* **SHORT TASK**
Below are some entries. Copy each line that holds the string "will".

>> BEGIN

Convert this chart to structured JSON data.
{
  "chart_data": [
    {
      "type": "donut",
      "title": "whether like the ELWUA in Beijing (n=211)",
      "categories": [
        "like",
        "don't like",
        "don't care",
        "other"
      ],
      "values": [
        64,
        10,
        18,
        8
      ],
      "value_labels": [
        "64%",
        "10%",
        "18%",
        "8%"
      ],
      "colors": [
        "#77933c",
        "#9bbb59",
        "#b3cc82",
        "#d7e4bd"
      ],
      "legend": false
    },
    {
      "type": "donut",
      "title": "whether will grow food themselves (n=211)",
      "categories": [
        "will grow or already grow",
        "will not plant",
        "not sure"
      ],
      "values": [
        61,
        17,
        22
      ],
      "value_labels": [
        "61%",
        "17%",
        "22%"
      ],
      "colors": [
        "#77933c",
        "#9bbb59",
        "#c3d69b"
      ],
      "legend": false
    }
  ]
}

>> END

* **FINISHED ANSWER**
      "title": "whether will grow food themselves (n=211)",
        "will grow or already grow",
        "will not plant",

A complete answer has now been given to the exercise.